TASK DETAILS:
Wherever the string "component" appears in a line, extract that line.

(A run of records)
────

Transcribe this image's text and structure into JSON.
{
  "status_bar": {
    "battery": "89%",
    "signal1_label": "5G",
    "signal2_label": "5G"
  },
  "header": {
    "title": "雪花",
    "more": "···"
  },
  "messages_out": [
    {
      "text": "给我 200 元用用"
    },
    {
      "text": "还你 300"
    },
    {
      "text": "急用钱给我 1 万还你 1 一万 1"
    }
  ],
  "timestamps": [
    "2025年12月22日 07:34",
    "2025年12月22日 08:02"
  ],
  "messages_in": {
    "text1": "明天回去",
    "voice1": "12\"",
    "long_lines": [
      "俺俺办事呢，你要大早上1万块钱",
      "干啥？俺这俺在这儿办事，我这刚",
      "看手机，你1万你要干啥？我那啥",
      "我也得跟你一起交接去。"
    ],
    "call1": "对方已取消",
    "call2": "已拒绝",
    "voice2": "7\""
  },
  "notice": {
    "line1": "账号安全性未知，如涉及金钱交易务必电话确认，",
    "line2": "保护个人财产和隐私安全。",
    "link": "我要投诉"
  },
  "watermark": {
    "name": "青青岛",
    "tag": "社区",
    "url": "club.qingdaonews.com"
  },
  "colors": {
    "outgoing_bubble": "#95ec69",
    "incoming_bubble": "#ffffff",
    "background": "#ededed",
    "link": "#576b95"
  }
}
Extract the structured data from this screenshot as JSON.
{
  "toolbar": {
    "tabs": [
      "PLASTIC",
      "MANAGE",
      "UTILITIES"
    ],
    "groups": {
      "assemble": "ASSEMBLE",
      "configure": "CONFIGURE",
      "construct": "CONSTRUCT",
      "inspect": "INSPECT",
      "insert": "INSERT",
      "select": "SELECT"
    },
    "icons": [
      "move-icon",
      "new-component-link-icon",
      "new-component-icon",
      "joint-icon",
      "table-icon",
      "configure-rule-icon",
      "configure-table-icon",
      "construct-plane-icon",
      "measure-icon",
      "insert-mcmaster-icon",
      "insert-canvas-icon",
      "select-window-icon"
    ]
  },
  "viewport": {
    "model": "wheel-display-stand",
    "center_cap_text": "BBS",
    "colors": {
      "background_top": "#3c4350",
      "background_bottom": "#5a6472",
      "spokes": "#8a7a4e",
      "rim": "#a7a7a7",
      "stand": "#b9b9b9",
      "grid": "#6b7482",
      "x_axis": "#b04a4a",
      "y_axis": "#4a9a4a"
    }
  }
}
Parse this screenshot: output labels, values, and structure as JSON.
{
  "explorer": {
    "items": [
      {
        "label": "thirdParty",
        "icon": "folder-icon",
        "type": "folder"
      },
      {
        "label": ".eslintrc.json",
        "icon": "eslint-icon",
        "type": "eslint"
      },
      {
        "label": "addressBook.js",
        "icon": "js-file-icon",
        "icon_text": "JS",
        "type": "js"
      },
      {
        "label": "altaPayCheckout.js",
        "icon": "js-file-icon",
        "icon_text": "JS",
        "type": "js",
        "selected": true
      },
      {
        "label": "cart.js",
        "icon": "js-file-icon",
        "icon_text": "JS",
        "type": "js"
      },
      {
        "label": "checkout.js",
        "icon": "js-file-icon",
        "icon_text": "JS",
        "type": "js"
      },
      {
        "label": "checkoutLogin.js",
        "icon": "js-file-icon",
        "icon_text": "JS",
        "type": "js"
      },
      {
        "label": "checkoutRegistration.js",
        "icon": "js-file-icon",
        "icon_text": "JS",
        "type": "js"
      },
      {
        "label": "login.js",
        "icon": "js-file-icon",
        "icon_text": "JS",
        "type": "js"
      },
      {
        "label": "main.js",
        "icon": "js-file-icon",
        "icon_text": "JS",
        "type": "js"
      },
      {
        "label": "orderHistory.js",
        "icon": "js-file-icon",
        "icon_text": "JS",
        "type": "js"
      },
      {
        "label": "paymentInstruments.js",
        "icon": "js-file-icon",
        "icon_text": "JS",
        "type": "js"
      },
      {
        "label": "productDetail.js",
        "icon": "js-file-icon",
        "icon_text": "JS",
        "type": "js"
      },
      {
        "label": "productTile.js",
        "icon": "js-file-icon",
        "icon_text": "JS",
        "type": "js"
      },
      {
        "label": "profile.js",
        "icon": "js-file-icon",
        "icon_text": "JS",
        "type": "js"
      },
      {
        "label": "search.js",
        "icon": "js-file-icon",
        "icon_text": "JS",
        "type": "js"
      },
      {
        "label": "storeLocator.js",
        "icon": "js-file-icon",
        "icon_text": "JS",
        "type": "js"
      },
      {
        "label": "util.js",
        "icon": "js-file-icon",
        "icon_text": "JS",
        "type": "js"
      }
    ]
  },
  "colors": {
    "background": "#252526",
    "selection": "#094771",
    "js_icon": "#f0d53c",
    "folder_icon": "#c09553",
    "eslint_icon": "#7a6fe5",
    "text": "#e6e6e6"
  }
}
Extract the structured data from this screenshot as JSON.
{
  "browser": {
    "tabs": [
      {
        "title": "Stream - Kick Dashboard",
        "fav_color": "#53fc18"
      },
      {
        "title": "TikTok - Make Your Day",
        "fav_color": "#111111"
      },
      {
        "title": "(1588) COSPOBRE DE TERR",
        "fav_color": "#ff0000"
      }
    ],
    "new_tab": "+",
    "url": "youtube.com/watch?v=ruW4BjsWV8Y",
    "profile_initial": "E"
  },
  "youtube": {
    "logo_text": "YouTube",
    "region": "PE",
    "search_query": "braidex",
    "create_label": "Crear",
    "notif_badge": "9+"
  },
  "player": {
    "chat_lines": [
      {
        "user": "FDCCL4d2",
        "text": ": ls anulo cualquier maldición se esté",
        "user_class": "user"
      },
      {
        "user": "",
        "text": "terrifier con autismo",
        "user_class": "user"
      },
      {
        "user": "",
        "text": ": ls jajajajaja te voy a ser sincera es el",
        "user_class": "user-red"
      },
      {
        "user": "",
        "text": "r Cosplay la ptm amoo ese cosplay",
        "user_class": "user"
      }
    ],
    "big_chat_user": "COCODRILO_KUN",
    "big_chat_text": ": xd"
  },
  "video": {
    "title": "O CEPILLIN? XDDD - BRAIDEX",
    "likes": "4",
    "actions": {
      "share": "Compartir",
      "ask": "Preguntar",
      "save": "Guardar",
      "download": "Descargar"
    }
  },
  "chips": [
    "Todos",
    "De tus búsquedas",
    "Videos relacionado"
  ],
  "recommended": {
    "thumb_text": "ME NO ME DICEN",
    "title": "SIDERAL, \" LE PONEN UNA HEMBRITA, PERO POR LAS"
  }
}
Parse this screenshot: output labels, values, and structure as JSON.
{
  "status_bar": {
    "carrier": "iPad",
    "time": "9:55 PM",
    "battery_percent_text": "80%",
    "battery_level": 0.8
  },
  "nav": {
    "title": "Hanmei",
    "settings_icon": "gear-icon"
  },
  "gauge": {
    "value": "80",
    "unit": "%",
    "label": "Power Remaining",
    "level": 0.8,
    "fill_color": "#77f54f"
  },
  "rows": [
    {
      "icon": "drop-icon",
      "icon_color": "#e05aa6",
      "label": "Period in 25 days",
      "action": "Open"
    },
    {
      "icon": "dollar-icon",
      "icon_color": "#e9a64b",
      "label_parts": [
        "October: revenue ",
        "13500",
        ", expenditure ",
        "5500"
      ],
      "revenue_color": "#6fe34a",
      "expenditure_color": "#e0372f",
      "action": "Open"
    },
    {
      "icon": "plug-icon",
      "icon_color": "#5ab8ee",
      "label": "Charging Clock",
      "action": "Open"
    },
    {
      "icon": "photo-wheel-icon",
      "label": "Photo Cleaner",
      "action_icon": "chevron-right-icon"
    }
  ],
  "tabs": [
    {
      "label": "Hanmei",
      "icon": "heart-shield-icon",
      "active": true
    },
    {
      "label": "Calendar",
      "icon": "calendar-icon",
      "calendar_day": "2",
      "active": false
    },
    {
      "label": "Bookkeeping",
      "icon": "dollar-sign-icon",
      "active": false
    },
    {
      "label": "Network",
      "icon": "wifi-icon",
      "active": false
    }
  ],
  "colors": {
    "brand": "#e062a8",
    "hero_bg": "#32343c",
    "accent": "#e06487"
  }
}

────

FULL ANSWER:
      "new-component-link-icon",
      "new-component-icon",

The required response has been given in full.